§ **YOUR GOAL**
Give back a single number, the count of lines containing the word "инвестиционных".

§ **EXERCISE INPUTS**
---
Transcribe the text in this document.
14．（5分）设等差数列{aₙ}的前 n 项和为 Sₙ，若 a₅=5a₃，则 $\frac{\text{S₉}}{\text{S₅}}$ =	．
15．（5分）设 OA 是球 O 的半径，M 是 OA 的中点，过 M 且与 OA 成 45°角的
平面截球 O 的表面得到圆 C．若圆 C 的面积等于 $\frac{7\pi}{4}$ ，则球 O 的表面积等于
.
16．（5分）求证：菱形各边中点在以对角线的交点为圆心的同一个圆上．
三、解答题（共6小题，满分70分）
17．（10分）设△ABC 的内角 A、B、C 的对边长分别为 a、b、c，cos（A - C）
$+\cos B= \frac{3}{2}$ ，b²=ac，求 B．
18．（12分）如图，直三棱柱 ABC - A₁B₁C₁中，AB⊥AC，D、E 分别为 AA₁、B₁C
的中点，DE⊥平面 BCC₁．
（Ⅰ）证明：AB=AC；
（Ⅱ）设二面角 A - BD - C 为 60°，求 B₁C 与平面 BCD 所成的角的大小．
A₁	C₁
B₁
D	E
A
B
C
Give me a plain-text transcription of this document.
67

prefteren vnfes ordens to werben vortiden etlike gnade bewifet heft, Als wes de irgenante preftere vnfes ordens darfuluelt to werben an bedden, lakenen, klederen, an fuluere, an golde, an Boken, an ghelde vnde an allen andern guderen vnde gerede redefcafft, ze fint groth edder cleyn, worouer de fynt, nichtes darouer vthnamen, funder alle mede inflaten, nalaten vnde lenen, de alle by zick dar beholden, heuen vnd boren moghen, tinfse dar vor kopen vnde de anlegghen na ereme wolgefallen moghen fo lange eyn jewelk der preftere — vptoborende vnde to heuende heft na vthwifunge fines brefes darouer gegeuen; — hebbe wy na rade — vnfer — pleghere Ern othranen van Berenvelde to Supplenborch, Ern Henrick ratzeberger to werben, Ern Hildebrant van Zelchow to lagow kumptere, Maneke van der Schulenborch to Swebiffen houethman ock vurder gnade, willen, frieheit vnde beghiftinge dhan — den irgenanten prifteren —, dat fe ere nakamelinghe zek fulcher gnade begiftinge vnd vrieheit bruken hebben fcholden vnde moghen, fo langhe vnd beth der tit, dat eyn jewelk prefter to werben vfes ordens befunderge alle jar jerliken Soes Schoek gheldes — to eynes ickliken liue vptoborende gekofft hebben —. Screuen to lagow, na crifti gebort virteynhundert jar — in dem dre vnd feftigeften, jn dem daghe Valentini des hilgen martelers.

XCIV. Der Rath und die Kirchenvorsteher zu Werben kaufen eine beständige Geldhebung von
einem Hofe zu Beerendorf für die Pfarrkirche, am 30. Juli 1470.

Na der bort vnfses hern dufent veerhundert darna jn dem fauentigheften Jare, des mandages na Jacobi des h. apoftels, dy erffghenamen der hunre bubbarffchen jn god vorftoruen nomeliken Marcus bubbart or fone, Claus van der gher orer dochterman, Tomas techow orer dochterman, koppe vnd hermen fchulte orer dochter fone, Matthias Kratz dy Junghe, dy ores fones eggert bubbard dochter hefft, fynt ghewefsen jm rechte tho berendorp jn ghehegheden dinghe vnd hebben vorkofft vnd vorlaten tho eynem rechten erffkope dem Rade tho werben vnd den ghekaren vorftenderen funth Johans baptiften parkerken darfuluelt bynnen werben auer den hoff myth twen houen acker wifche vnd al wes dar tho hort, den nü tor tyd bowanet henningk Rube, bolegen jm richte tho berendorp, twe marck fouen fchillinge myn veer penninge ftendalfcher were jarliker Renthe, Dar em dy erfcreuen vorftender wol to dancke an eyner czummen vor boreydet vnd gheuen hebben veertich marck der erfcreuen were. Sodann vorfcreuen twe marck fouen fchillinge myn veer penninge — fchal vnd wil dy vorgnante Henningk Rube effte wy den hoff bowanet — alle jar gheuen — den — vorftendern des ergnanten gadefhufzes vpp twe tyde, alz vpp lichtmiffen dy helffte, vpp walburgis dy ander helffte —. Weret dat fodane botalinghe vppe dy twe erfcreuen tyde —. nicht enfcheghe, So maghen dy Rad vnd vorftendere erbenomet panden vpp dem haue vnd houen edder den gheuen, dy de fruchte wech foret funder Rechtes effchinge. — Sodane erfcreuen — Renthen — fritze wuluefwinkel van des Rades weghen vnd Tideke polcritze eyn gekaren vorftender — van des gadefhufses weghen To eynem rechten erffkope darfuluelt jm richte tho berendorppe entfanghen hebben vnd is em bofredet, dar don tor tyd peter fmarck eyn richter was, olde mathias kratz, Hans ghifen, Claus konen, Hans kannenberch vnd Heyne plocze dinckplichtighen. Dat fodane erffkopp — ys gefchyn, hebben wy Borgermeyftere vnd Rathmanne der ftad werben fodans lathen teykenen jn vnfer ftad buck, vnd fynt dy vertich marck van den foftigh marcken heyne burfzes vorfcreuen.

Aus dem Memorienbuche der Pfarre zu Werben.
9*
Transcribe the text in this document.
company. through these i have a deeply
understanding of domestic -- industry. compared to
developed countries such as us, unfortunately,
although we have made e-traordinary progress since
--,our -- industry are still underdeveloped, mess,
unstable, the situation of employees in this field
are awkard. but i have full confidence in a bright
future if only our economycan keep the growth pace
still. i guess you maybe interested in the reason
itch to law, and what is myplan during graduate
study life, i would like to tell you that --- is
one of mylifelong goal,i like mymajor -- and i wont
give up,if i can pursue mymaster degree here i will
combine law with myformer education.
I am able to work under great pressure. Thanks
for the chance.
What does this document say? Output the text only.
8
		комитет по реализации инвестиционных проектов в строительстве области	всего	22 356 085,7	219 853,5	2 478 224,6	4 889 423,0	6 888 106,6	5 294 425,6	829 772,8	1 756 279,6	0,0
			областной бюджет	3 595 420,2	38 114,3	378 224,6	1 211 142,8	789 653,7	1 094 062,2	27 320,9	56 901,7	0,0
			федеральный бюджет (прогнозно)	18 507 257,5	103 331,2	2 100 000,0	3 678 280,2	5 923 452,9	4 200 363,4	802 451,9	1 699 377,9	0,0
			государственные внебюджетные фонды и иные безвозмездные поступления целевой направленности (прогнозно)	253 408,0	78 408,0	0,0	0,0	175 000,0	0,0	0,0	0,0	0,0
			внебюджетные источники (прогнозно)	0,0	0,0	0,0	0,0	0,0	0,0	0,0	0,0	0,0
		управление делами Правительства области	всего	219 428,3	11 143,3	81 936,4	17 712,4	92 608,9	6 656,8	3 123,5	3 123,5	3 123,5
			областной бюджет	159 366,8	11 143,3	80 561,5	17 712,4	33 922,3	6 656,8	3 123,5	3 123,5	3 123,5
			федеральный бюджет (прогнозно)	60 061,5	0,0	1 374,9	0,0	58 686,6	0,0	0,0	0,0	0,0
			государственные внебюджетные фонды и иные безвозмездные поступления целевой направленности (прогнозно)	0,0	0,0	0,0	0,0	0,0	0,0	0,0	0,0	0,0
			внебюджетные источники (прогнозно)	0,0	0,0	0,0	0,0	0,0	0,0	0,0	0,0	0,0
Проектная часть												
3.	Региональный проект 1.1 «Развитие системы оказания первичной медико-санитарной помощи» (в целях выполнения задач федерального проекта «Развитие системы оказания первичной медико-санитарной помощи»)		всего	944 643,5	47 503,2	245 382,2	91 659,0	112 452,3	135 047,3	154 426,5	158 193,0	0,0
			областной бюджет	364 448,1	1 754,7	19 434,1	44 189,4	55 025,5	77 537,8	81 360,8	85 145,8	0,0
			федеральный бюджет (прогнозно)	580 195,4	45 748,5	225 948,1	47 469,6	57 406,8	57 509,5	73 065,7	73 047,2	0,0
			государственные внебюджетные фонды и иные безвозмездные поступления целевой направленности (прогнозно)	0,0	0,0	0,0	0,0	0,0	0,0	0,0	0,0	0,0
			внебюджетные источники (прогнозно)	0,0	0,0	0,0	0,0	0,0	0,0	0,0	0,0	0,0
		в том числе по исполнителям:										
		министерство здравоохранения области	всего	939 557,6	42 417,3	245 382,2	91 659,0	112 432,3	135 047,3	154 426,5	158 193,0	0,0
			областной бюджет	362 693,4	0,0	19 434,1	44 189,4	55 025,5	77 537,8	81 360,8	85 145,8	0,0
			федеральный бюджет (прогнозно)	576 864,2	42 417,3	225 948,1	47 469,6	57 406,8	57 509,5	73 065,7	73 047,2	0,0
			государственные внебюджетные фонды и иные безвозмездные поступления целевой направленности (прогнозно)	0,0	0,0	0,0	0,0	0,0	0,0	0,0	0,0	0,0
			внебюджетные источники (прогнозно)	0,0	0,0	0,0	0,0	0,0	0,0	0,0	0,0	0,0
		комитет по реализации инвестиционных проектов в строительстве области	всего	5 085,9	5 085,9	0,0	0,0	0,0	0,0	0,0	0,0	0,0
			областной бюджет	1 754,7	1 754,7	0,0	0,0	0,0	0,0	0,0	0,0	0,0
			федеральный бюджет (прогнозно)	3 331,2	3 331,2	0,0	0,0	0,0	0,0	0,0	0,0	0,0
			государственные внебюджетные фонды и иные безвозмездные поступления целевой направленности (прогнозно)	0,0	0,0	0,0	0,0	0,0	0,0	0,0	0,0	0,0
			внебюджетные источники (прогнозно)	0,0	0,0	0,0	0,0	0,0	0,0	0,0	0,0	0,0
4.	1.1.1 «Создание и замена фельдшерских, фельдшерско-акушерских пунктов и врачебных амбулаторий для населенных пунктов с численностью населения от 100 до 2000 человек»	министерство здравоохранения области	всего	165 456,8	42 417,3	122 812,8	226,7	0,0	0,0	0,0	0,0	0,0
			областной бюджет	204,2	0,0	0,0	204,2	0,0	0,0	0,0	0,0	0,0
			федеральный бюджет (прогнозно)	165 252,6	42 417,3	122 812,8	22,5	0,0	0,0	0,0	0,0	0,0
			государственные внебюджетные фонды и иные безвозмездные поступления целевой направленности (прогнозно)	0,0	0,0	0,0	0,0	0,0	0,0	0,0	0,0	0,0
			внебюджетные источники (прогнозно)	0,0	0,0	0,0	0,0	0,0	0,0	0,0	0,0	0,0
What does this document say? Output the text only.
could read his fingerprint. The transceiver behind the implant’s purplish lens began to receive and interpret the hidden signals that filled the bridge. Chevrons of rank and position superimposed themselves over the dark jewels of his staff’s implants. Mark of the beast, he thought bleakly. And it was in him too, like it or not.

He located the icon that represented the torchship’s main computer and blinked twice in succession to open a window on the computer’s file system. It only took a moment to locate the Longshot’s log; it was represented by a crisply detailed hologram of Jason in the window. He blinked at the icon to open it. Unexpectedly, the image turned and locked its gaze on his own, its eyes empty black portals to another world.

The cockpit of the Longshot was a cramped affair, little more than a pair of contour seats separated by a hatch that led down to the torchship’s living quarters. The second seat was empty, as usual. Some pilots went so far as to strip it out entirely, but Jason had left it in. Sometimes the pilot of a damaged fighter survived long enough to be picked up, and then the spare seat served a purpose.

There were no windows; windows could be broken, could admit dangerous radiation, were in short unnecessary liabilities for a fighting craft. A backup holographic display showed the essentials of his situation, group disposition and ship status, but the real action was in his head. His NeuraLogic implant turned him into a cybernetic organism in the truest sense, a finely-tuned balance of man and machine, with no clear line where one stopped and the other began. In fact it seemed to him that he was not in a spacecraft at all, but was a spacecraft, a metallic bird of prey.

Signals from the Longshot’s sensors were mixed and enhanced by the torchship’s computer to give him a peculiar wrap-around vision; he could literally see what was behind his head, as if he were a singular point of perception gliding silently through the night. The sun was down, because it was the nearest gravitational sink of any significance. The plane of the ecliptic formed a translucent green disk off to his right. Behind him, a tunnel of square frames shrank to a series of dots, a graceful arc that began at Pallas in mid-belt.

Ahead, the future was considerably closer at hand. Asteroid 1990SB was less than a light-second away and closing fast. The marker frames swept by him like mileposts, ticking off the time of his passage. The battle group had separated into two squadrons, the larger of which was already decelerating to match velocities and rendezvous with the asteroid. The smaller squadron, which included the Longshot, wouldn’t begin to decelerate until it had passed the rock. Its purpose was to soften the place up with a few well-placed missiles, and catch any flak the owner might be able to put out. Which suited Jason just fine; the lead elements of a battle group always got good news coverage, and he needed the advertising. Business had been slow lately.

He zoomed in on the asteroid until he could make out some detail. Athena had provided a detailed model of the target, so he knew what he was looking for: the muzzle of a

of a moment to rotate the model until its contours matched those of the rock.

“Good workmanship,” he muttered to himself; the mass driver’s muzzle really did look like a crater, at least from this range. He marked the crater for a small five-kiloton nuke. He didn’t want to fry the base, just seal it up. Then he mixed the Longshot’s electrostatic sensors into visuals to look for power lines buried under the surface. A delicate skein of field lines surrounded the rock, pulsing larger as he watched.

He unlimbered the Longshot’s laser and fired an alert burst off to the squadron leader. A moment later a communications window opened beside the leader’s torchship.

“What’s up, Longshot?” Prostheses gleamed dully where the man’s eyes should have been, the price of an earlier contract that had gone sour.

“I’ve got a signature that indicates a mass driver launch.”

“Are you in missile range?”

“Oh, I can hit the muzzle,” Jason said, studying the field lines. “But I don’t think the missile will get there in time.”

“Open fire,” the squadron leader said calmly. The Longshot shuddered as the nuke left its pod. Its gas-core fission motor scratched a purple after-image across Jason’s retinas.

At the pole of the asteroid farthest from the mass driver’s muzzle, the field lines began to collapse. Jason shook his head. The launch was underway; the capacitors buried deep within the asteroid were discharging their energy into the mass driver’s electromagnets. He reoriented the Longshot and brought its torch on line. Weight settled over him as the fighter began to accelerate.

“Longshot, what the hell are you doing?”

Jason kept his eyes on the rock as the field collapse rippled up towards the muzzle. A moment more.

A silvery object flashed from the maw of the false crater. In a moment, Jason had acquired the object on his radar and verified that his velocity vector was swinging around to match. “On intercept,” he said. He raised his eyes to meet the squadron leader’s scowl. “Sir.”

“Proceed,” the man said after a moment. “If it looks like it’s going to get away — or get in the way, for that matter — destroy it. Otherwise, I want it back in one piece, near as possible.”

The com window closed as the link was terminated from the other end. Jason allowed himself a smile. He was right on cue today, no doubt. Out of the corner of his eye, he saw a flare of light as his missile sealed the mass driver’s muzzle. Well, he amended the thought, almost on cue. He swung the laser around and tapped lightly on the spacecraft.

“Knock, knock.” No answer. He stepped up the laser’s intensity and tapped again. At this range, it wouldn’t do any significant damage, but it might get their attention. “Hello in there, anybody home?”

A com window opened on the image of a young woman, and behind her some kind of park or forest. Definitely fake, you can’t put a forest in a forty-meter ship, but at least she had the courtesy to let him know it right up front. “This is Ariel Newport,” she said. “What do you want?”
---
§ **RESPONSE TO THIS EXERCISE**
2